*Instructions for the task:*
Omit all pictures and give the records below again exactly as written.

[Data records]
──────────
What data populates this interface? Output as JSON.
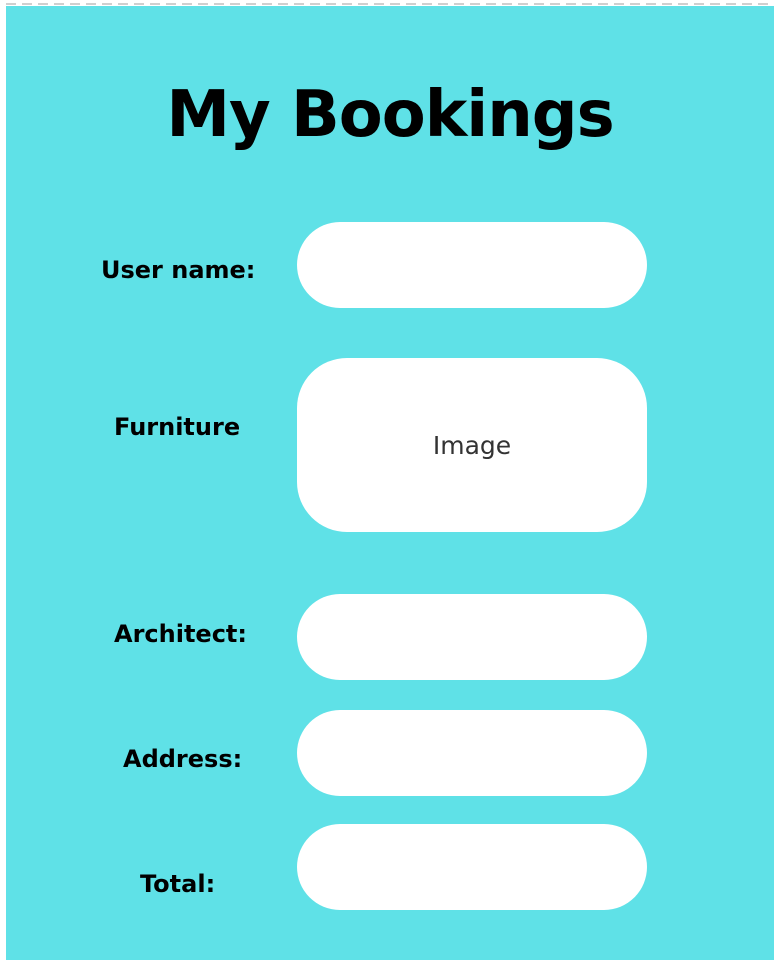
{
  "page": {
    "title": "My Bookings",
    "background_color": "#5fe1e7",
    "field_color": "#ffffff"
  },
  "form": {
    "username_label": "User name:",
    "username_value": "",
    "furniture_label": "Furniture",
    "furniture_image_text": "Image",
    "architect_label": "Architect:",
    "architect_value": "",
    "address_label": "Address:",
    "address_value": "",
    "total_label": "Total:",
    "total_value": ""
  }
}
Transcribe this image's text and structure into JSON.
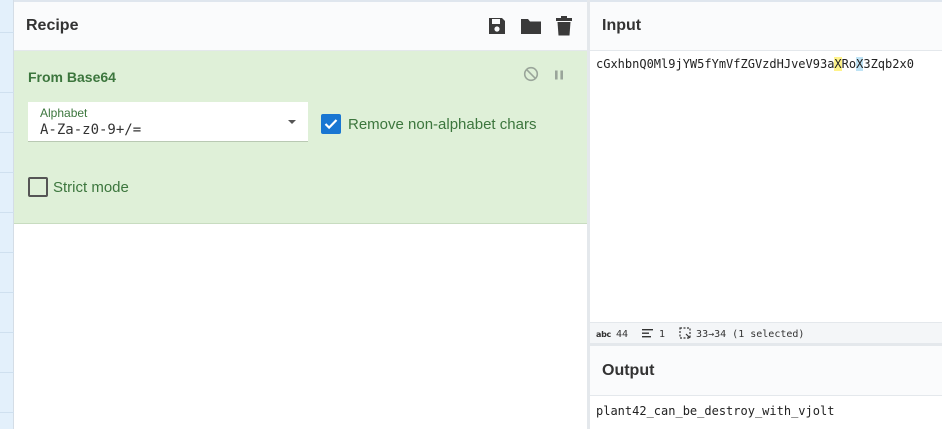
──────────
*Problem solution:*
What data populates this interface? Output as JSON.
{
  "page": {
    "title": "My Bookings",
    "background_color": "#5fe1e7",
    "field_color": "#ffffff"
  },
  "form": {
    "username_label": "User name:",
    "username_value": "",
    "furniture_label": "Furniture",
    "furniture_image_text": "Image",
    "architect_label": "Architect:",
    "architect_value": "",
    "address_label": "Address:",
    "address_value": "",
    "total_label": "Total:",
    "total_value": ""
  }
}
Transcribe this image's text and structure into JSON.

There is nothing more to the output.